# DIRECTIONS FOR THIS TASK
Report how many lines contain the word "over"; answer with the number only.

# RECORDED DATA
--- Start ---
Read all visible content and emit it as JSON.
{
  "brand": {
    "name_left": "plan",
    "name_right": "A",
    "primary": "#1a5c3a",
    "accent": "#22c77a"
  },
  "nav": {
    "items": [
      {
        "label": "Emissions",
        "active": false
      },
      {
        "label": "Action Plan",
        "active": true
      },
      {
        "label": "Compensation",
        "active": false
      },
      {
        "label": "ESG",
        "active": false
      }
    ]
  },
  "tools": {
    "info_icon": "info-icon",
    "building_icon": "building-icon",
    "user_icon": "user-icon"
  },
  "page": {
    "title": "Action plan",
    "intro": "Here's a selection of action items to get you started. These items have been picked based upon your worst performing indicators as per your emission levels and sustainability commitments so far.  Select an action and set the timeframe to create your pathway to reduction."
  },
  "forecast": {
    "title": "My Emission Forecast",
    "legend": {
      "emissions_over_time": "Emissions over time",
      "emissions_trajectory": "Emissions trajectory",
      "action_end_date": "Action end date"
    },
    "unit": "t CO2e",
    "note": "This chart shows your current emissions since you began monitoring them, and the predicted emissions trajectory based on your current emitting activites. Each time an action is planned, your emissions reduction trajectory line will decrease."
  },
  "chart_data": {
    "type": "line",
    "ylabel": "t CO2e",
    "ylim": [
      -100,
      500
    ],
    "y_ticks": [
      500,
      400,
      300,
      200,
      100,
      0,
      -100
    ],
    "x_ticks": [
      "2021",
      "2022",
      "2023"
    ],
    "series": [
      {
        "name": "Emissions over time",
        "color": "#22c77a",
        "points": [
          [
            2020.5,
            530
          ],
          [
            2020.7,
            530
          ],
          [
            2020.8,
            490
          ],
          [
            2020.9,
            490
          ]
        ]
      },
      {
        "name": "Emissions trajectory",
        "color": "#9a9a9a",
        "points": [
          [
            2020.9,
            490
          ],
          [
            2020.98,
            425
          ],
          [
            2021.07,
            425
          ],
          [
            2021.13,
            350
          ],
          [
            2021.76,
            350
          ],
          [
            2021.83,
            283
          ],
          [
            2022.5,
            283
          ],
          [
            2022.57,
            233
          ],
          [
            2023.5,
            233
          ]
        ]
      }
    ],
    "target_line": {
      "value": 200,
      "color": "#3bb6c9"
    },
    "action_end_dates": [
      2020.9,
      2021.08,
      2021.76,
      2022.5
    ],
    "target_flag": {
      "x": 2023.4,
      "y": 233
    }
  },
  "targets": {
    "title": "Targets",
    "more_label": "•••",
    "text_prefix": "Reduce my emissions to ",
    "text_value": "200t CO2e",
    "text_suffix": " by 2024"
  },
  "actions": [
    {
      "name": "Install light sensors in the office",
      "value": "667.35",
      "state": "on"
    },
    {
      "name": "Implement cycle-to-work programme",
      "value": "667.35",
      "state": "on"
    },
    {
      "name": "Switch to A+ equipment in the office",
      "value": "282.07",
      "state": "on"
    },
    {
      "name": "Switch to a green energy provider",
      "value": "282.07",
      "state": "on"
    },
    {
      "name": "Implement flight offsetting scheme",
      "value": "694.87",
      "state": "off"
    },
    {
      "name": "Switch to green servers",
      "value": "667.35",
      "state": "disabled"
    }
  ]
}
--- End ---
# TASK ANSWER
2